■ Exercise: Determine how many lines in the entries below include "MANIFESTAZIONE". The reply should be that number and nothing else.

■ Provided data:
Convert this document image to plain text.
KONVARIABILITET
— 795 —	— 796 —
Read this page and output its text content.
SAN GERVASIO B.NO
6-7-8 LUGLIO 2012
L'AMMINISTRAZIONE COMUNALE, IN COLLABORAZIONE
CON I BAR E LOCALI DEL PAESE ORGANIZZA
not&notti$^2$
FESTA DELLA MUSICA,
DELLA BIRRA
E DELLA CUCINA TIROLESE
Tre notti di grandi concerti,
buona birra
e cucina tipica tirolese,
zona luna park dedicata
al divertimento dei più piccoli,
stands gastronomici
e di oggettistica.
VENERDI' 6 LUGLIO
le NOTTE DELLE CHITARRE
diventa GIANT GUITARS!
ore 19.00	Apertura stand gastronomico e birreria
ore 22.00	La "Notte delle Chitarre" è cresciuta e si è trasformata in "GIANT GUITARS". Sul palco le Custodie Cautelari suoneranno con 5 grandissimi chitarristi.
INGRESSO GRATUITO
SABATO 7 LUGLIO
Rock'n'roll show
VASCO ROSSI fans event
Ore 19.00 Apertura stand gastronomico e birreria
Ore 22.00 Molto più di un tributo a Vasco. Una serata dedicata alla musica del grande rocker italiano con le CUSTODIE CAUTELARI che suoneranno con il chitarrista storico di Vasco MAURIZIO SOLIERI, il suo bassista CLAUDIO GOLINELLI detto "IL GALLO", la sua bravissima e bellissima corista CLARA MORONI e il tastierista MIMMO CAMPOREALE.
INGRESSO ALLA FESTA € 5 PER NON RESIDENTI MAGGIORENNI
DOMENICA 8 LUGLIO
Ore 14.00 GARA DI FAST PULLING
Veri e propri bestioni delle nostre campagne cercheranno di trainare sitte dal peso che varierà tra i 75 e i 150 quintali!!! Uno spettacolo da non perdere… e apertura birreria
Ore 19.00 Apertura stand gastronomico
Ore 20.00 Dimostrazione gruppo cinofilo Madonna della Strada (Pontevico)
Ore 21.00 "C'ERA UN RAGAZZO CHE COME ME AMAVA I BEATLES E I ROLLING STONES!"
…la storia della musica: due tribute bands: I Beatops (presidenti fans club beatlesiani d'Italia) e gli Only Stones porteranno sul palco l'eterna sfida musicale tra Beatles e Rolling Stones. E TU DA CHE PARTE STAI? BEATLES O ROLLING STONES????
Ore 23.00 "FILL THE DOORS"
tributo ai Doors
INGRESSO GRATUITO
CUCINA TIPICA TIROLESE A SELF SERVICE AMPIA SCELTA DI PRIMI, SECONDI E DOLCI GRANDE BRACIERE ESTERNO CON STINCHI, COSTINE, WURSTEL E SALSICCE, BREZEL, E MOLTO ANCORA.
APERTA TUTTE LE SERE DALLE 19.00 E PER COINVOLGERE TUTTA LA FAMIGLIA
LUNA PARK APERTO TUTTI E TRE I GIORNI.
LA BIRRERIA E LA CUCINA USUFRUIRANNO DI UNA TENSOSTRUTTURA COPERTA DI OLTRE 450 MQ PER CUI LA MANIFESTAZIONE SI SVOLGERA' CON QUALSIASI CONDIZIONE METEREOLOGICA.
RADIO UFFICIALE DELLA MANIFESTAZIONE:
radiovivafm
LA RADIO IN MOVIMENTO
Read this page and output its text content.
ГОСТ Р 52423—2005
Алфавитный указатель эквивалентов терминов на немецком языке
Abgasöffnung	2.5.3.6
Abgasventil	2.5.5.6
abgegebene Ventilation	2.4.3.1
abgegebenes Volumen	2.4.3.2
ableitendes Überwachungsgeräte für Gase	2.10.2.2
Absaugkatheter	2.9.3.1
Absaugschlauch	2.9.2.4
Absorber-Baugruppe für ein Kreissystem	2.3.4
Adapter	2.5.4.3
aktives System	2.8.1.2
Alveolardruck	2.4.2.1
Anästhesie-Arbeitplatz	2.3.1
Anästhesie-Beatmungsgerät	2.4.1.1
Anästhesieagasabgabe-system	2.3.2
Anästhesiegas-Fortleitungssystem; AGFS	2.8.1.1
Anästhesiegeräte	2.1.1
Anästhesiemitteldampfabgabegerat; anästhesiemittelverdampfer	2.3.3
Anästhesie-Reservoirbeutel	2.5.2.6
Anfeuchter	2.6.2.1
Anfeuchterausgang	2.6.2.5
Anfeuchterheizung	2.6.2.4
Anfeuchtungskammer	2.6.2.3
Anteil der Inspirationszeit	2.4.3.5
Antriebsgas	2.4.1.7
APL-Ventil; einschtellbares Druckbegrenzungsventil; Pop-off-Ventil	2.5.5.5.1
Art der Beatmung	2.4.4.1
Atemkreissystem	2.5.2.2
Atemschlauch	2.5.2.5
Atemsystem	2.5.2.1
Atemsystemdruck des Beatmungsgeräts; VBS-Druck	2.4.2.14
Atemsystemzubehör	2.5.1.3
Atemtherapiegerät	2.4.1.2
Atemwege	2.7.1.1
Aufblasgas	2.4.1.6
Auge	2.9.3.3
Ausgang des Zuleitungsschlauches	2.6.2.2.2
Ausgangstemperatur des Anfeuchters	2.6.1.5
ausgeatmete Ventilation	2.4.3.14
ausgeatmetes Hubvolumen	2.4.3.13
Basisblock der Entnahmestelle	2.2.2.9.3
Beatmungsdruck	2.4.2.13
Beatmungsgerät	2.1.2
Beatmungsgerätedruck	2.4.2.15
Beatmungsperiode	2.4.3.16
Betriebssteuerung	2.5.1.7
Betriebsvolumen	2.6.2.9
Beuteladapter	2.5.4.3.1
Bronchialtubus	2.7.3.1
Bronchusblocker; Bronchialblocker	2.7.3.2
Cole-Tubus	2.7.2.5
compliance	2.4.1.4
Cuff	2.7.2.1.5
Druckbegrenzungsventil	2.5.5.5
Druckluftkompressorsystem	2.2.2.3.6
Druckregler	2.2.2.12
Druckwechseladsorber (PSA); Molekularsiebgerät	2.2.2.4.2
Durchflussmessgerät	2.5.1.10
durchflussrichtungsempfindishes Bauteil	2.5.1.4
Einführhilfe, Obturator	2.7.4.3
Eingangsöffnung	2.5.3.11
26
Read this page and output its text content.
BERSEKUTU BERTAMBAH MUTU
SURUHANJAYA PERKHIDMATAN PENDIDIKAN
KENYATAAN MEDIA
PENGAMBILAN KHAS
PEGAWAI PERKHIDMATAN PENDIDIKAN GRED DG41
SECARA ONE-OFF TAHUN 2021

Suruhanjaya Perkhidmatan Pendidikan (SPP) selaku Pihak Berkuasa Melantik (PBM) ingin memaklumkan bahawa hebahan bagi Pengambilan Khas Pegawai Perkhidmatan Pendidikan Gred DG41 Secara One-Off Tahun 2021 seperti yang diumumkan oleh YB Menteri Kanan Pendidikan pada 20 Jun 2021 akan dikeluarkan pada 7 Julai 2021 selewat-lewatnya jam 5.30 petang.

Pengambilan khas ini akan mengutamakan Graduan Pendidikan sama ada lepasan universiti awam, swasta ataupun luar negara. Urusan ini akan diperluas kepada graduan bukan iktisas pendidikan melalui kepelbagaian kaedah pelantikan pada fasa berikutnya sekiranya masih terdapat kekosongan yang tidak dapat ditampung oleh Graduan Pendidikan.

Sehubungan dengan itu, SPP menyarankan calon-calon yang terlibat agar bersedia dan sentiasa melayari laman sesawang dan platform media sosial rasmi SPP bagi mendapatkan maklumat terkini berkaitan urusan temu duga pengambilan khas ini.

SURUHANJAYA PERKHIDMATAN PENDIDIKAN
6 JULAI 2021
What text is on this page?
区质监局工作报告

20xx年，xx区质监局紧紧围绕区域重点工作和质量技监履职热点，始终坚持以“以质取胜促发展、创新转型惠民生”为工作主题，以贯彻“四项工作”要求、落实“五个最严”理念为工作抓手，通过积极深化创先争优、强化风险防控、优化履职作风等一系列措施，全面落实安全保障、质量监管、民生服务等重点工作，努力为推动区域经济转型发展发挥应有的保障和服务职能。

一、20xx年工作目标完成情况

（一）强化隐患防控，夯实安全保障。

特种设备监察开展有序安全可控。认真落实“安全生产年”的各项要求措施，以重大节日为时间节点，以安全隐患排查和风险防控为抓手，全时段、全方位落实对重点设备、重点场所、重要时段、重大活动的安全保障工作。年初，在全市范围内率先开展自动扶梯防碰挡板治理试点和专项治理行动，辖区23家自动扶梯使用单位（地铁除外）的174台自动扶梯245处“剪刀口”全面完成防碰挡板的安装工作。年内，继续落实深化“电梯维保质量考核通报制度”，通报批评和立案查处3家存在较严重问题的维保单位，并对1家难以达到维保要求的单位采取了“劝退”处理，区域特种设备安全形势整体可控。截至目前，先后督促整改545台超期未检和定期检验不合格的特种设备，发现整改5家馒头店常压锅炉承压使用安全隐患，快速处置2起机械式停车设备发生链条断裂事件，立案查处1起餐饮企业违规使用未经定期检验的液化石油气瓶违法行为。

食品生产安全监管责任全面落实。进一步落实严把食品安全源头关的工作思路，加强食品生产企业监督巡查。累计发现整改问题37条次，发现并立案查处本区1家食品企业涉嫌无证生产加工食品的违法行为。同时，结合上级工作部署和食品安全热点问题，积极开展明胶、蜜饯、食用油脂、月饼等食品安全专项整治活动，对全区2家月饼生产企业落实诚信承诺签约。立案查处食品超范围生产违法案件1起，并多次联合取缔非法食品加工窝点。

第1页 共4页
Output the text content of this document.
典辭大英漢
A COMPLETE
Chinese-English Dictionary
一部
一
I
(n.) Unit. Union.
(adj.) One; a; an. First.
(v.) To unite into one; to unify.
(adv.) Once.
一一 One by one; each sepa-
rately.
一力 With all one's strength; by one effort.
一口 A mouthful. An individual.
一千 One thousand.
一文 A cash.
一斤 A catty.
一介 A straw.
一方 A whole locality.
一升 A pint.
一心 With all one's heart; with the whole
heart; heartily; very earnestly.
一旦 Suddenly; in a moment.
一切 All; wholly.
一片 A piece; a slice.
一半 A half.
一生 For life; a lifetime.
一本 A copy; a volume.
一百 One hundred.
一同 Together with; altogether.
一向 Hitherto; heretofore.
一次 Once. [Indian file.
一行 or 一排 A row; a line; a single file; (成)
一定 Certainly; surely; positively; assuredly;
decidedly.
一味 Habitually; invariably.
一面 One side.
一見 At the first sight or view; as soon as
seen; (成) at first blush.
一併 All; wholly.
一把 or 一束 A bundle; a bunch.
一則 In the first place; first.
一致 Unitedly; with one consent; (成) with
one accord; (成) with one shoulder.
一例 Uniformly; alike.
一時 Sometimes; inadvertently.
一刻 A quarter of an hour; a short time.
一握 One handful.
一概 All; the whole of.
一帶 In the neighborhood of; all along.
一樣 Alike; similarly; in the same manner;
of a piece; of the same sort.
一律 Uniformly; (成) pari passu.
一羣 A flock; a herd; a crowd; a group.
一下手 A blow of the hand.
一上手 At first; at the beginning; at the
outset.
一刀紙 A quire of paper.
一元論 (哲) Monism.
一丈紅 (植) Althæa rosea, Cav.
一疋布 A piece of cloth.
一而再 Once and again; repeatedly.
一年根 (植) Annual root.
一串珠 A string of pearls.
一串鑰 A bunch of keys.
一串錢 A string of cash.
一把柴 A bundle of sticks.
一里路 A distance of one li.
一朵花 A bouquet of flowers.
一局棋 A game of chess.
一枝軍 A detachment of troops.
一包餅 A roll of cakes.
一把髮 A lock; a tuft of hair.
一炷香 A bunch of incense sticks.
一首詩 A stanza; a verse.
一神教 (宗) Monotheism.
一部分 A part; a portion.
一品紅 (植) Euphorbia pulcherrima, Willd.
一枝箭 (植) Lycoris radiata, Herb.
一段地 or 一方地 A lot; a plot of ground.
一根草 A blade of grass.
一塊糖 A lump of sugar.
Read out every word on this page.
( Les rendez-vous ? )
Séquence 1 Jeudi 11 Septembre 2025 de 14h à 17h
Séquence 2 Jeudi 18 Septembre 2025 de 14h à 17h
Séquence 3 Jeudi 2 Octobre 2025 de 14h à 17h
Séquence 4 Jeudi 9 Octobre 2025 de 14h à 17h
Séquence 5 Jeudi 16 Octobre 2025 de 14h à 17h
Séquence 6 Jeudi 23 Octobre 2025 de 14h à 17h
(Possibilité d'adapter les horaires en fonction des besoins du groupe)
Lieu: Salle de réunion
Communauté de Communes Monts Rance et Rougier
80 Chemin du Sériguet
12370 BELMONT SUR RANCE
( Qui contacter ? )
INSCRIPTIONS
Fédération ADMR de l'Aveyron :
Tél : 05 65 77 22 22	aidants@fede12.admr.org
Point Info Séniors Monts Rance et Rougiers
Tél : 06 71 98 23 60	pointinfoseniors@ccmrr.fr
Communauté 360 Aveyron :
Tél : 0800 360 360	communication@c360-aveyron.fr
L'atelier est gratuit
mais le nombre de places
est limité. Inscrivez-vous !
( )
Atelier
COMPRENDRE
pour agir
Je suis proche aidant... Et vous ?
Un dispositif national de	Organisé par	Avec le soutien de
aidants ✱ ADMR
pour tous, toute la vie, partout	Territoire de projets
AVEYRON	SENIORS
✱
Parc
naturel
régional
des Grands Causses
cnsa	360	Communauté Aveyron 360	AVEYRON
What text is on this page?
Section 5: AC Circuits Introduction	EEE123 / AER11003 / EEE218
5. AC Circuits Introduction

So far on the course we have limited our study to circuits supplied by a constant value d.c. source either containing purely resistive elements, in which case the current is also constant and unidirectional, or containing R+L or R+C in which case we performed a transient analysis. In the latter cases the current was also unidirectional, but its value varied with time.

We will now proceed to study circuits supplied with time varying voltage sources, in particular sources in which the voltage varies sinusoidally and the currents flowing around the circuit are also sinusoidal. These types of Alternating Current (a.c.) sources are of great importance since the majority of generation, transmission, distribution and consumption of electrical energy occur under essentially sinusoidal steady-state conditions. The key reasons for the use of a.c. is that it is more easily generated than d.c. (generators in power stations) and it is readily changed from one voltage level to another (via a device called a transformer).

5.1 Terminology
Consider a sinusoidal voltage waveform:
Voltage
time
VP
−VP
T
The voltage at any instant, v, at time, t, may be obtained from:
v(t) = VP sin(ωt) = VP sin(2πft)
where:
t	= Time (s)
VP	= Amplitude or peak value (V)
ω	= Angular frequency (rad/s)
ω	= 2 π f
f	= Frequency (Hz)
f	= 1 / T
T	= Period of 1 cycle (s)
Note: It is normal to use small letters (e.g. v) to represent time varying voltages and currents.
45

■ Exercise answer: 2